## Given request
Drop every picture, then transcribe the remaining data exactly.

## Provided material
================

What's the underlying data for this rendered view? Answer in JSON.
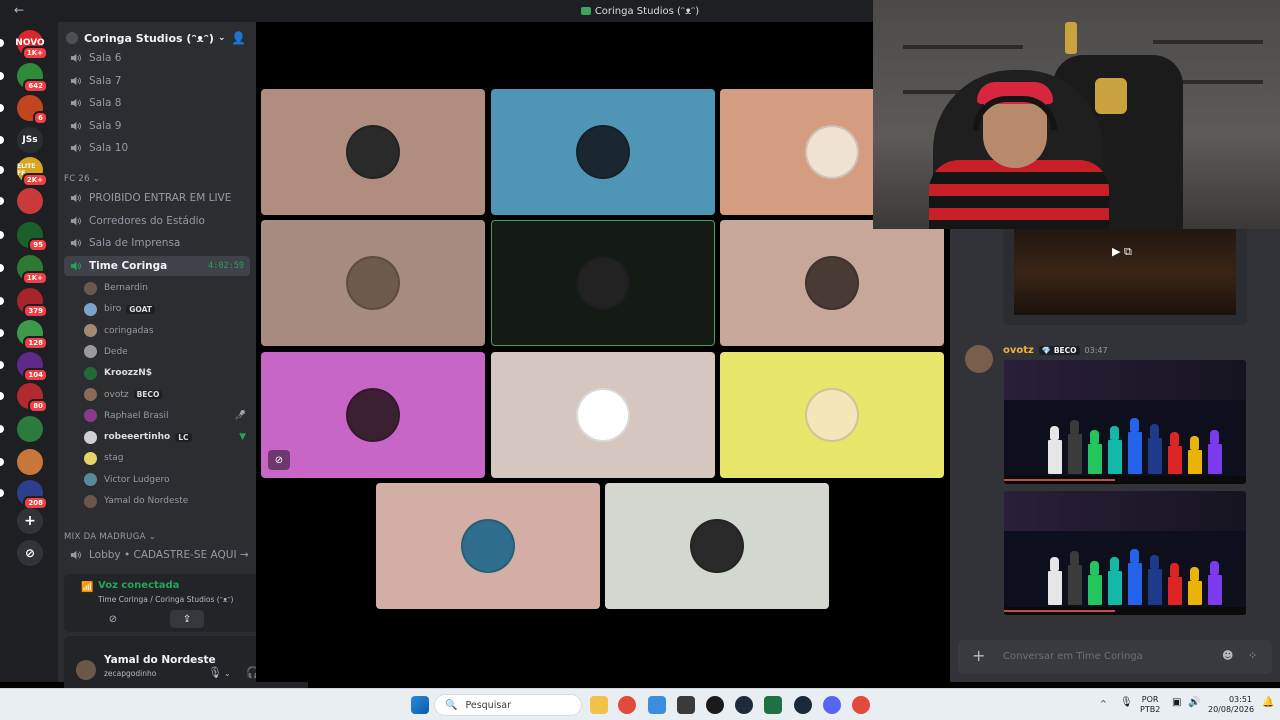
{
  "window": {
    "title": "Coringa Studios (ᵔᴥᵔ)"
  },
  "server_rail": {
    "items": [
      {
        "label": "NOVO",
        "badge": "1K+",
        "color": "#d8282f"
      },
      {
        "label": "",
        "badge": "642",
        "color": "#2f8b3a"
      },
      {
        "label": "",
        "badge": "6",
        "color": "#c2461d"
      },
      {
        "label": "JSs",
        "badge": "",
        "color": "#2b2d31"
      },
      {
        "label": "ELITE FF",
        "badge": "2K+",
        "color": "#d9a521"
      },
      {
        "label": "",
        "badge": "",
        "color": "#c93a3a"
      },
      {
        "label": "",
        "badge": "95",
        "color": "#1d5f2a"
      },
      {
        "label": "",
        "badge": "1K+",
        "color": "#2e7a35"
      },
      {
        "label": "",
        "badge": "379",
        "color": "#a8242b"
      },
      {
        "label": "",
        "badge": "128",
        "color": "#3c9a4a"
      },
      {
        "label": "",
        "badge": "104",
        "color": "#5d2a8a"
      },
      {
        "label": "",
        "badge": "80",
        "color": "#b22a30"
      },
      {
        "label": "",
        "badge": "",
        "color": "#2a7b3c"
      },
      {
        "label": "",
        "badge": "",
        "color": "#c8763a"
      },
      {
        "label": "",
        "badge": "208",
        "color": "#2c3e8c"
      }
    ],
    "add_label": "+",
    "discover_label": "⊘"
  },
  "guild": {
    "name": "Coringa Studios (ᵔᴥᵔ)"
  },
  "channels": {
    "top": [
      "Sala 6",
      "Sala 7",
      "Sala 8",
      "Sala 9",
      "Sala 10"
    ],
    "category_fc": "FC 26",
    "fc_list": [
      "PROIBIDO ENTRAR EM LIVE",
      "Corredores do Estádio",
      "Sala de Imprensa"
    ],
    "active": {
      "name": "Time Coringa",
      "timer": "4:02:59"
    },
    "members": [
      {
        "name": "Bernardin",
        "tag": "",
        "color": "#6a5a4e"
      },
      {
        "name": "biro",
        "tag": "GOAT",
        "color": "#7fa3c8"
      },
      {
        "name": "coringadas",
        "tag": "",
        "color": "#a38a70"
      },
      {
        "name": "Dede",
        "tag": "",
        "color": "#9a9a9a"
      },
      {
        "name": "KroozzN$",
        "tag": "",
        "color": "#1f6b38",
        "bold": true
      },
      {
        "name": "ovotz",
        "tag": "BECO",
        "color": "#8a6a5a"
      },
      {
        "name": "Raphael Brasil",
        "tag": "",
        "color": "#8a3a8c"
      },
      {
        "name": "robeeertinho",
        "tag": "LC",
        "color": "#d0d0d0",
        "bold": true
      },
      {
        "name": "stag",
        "tag": "",
        "color": "#e6d36a"
      },
      {
        "name": "Victor Ludgero",
        "tag": "",
        "color": "#5a8a9a"
      },
      {
        "name": "Yamal do Nordeste",
        "tag": "",
        "color": "#6b5747"
      }
    ],
    "category_mix": "MIX DA MADRUGA",
    "mix_list": [
      "Lobby • CADASTRE-SE AQUI →"
    ]
  },
  "voice": {
    "status": "Voz conectada",
    "location": "Time Coringa / Coringa Studios (ᵔᴥᵔ)"
  },
  "user": {
    "display_name": "Yamal do Nordeste",
    "handle": "zecapgodinho"
  },
  "tiles": [
    {
      "bg": "#b08d7f",
      "face": "#2a2a2a",
      "muted": false
    },
    {
      "bg": "#4f95b6",
      "face": "#1a2630",
      "muted": false
    },
    {
      "bg": "#d49d82",
      "face": "#f0e3d4",
      "muted": false
    },
    {
      "bg": "#a88b80",
      "face": "#6e5a4a",
      "muted": false
    },
    {
      "bg": "#141a14",
      "face": "#222",
      "muted": false,
      "speaking": true
    },
    {
      "bg": "#c8a79b",
      "face": "#4a3a34",
      "muted": false
    },
    {
      "bg": "#c866c8",
      "face": "#3a2030",
      "muted": true
    },
    {
      "bg": "#d5c7bf",
      "face": "#ffffff",
      "muted": false
    },
    {
      "bg": "#e8e66a",
      "face": "#f4e6b8",
      "muted": false
    },
    {
      "bg": "#d2aea4",
      "face": "#2e6e8c",
      "muted": false
    },
    {
      "bg": "#d2d8d0",
      "face": "#2a2a2a",
      "muted": false
    }
  ],
  "chat": {
    "message": {
      "author": "ovotz",
      "tag": "BECO",
      "time": "03:47"
    },
    "composer_placeholder": "Conversar em Time Coringa"
  },
  "taskbar": {
    "search_placeholder": "Pesquisar",
    "lang_top": "POR",
    "lang_bottom": "PTB2",
    "time": "03:51",
    "date": "20/08/2026"
  }
}
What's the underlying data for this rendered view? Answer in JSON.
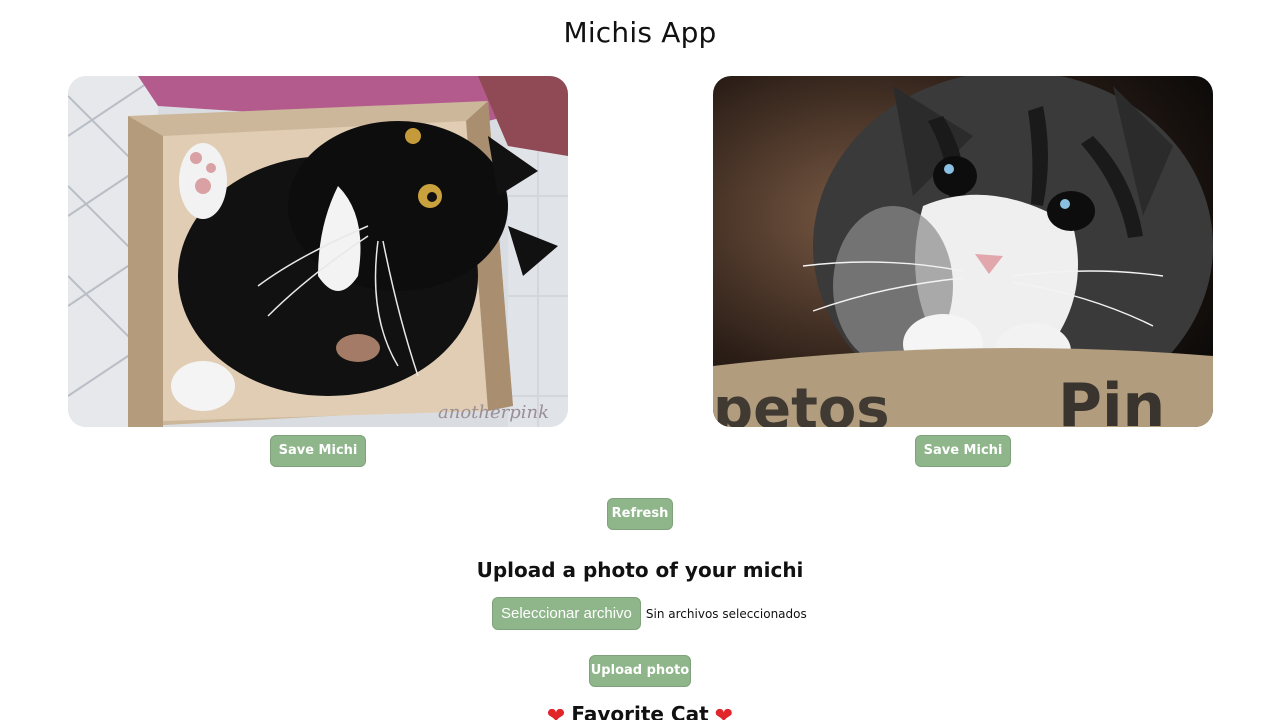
{
  "app": {
    "title": "Michis App"
  },
  "random_cats": [
    {
      "image_alt": "Black and white cat lying in a cardboard box",
      "watermark": "anotherpink",
      "save_label": "Save Michi"
    },
    {
      "image_alt": "Gray tabby kitten resting paws on a cardboard box",
      "save_label": "Save Michi"
    }
  ],
  "actions": {
    "refresh_label": "Refresh"
  },
  "upload": {
    "title": "Upload a photo of your michi",
    "file_button_label": "Seleccionar archivo",
    "file_status": "Sin archivos seleccionados",
    "upload_label": "Upload photo"
  },
  "favorites": {
    "title": "Favorite Cat",
    "heart_icon": "❤"
  },
  "colors": {
    "button_bg": "#8fb58a",
    "heart": "#e0262b"
  }
}
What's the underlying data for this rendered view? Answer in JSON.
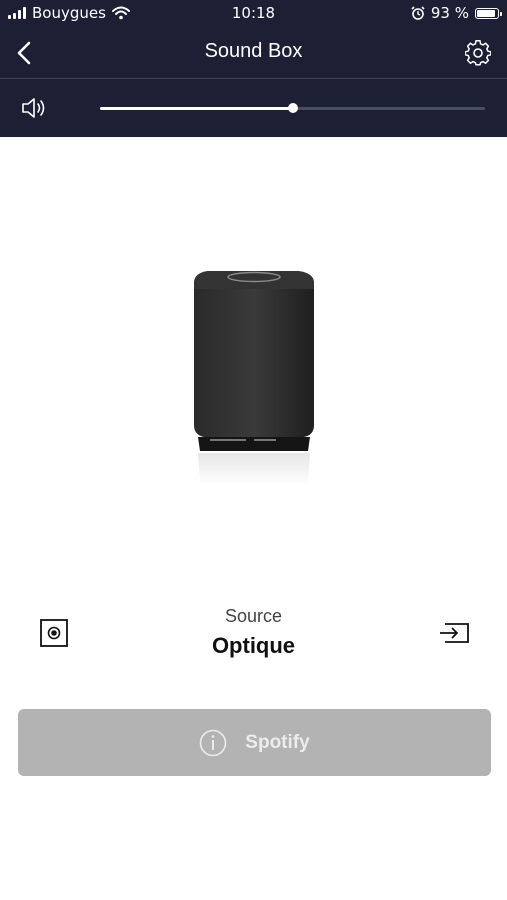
{
  "status_bar": {
    "carrier": "Bouygues",
    "time": "10:18",
    "battery_percent": "93 %",
    "battery_level": 0.93
  },
  "header": {
    "title": "Sound Box"
  },
  "volume": {
    "level": 0.5
  },
  "source": {
    "label": "Source",
    "value": "Optique"
  },
  "spotify": {
    "label": "Spotify",
    "enabled": false
  },
  "colors": {
    "header_bg": "#1d2035",
    "spotify_button_bg": "#b3b3b3"
  }
}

================

## Finished exercise
What's the underlying data for this rendered view? Answer in JSON.
{
  "window": {
    "title": "Coringa Studios (ᵔᴥᵔ)"
  },
  "server_rail": {
    "items": [
      {
        "label": "NOVO",
        "badge": "1K+",
        "color": "#d8282f"
      },
      {
        "label": "",
        "badge": "642",
        "color": "#2f8b3a"
      },
      {
        "label": "",
        "badge": "6",
        "color": "#c2461d"
      },
      {
        "label": "JSs",
        "badge": "",
        "color": "#2b2d31"
      },
      {
        "label": "ELITE FF",
        "badge": "2K+",
        "color": "#d9a521"
      },
      {
        "label": "",
        "badge": "",
        "color": "#c93a3a"
      },
      {
        "label": "",
        "badge": "95",
        "color": "#1d5f2a"
      },
      {
        "label": "",
        "badge": "1K+",
        "color": "#2e7a35"
      },
      {
        "label": "",
        "badge": "379",
        "color": "#a8242b"
      },
      {
        "label": "",
        "badge": "128",
        "color": "#3c9a4a"
      },
      {
        "label": "",
        "badge": "104",
        "color": "#5d2a8a"
      },
      {
        "label": "",
        "badge": "80",
        "color": "#b22a30"
      },
      {
        "label": "",
        "badge": "",
        "color": "#2a7b3c"
      },
      {
        "label": "",
        "badge": "",
        "color": "#c8763a"
      },
      {
        "label": "",
        "badge": "208",
        "color": "#2c3e8c"
      }
    ],
    "add_label": "+",
    "discover_label": "⊘"
  },
  "guild": {
    "name": "Coringa Studios (ᵔᴥᵔ)"
  },
  "channels": {
    "top": [
      "Sala 6",
      "Sala 7",
      "Sala 8",
      "Sala 9",
      "Sala 10"
    ],
    "category_fc": "FC 26",
    "fc_list": [
      "PROIBIDO ENTRAR EM LIVE",
      "Corredores do Estádio",
      "Sala de Imprensa"
    ],
    "active": {
      "name": "Time Coringa",
      "timer": "4:02:59"
    },
    "members": [
      {
        "name": "Bernardin",
        "tag": "",
        "color": "#6a5a4e"
      },
      {
        "name": "biro",
        "tag": "GOAT",
        "color": "#7fa3c8"
      },
      {
        "name": "coringadas",
        "tag": "",
        "color": "#a38a70"
      },
      {
        "name": "Dede",
        "tag": "",
        "color": "#9a9a9a"
      },
      {
        "name": "KroozzN$",
        "tag": "",
        "color": "#1f6b38",
        "bold": true
      },
      {
        "name": "ovotz",
        "tag": "BECO",
        "color": "#8a6a5a"
      },
      {
        "name": "Raphael Brasil",
        "tag": "",
        "color": "#8a3a8c"
      },
      {
        "name": "robeeertinho",
        "tag": "LC",
        "color": "#d0d0d0",
        "bold": true
      },
      {
        "name": "stag",
        "tag": "",
        "color": "#e6d36a"
      },
      {
        "name": "Victor Ludgero",
        "tag": "",
        "color": "#5a8a9a"
      },
      {
        "name": "Yamal do Nordeste",
        "tag": "",
        "color": "#6b5747"
      }
    ],
    "category_mix": "MIX DA MADRUGA",
    "mix_list": [
      "Lobby • CADASTRE-SE AQUI →"
    ]
  },
  "voice": {
    "status": "Voz conectada",
    "location": "Time Coringa / Coringa Studios (ᵔᴥᵔ)"
  },
  "user": {
    "display_name": "Yamal do Nordeste",
    "handle": "zecapgodinho"
  },
  "tiles": [
    {
      "bg": "#b08d7f",
      "face": "#2a2a2a",
      "muted": false
    },
    {
      "bg": "#4f95b6",
      "face": "#1a2630",
      "muted": false
    },
    {
      "bg": "#d49d82",
      "face": "#f0e3d4",
      "muted": false
    },
    {
      "bg": "#a88b80",
      "face": "#6e5a4a",
      "muted": false
    },
    {
      "bg": "#141a14",
      "face": "#222",
      "muted": false,
      "speaking": true
    },
    {
      "bg": "#c8a79b",
      "face": "#4a3a34",
      "muted": false
    },
    {
      "bg": "#c866c8",
      "face": "#3a2030",
      "muted": true
    },
    {
      "bg": "#d5c7bf",
      "face": "#ffffff",
      "muted": false
    },
    {
      "bg": "#e8e66a",
      "face": "#f4e6b8",
      "muted": false
    },
    {
      "bg": "#d2aea4",
      "face": "#2e6e8c",
      "muted": false
    },
    {
      "bg": "#d2d8d0",
      "face": "#2a2a2a",
      "muted": false
    }
  ],
  "chat": {
    "message": {
      "author": "ovotz",
      "tag": "BECO",
      "time": "03:47"
    },
    "composer_placeholder": "Conversar em Time Coringa"
  },
  "taskbar": {
    "search_placeholder": "Pesquisar",
    "lang_top": "POR",
    "lang_bottom": "PTB2",
    "time": "03:51",
    "date": "20/08/2026"
  }
}
What's the underlying data for this rendered view? Answer in JSON.
{
  "app": {
    "title": "Michis App"
  },
  "random_cats": [
    {
      "image_alt": "Black and white cat lying in a cardboard box",
      "watermark": "anotherpink",
      "save_label": "Save Michi"
    },
    {
      "image_alt": "Gray tabby kitten resting paws on a cardboard box",
      "save_label": "Save Michi"
    }
  ],
  "actions": {
    "refresh_label": "Refresh"
  },
  "upload": {
    "title": "Upload a photo of your michi",
    "file_button_label": "Seleccionar archivo",
    "file_status": "Sin archivos seleccionados",
    "upload_label": "Upload photo"
  },
  "favorites": {
    "title": "Favorite Cat",
    "heart_icon": "❤"
  },
  "colors": {
    "button_bg": "#8fb58a",
    "heart": "#e0262b"
  }
}
What's the underlying data for this rendered view? Answer in JSON.
{
  "status_bar": {
    "carrier": "Bouygues",
    "time": "10:18",
    "battery_percent": "93 %",
    "battery_level": 0.93
  },
  "header": {
    "title": "Sound Box"
  },
  "volume": {
    "level": 0.5
  },
  "source": {
    "label": "Source",
    "value": "Optique"
  },
  "spotify": {
    "label": "Spotify",
    "enabled": false
  },
  "colors": {
    "header_bg": "#1d2035",
    "spotify_button_bg": "#b3b3b3"
  }
}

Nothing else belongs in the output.